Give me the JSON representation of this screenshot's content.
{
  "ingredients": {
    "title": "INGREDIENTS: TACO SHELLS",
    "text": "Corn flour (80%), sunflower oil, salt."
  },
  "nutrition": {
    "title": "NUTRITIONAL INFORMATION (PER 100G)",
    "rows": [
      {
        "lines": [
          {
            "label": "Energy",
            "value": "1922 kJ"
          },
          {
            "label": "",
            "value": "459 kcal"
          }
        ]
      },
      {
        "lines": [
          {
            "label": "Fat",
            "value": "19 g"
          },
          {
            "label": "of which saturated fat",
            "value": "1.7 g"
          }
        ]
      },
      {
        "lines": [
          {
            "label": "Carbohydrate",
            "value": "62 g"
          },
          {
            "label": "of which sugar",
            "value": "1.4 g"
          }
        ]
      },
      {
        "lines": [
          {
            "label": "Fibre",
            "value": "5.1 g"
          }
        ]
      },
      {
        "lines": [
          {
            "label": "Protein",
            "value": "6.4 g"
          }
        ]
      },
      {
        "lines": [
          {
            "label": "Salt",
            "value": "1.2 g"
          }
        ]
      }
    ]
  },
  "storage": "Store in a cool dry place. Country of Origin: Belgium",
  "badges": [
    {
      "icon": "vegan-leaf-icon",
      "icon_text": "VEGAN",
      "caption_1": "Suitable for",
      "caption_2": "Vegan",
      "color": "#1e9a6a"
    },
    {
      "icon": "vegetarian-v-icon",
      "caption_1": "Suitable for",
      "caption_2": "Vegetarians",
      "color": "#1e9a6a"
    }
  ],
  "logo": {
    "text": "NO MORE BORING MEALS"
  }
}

* _EXERCISE_: Please go through the data and copy each line containing the word "title".

* _RESPONSE TO THIS EXERCISE_:
    "title": "INGREDIENTS: TACO SHELLS",
    "title": "NUTRITIONAL INFORMATION (PER 100G)",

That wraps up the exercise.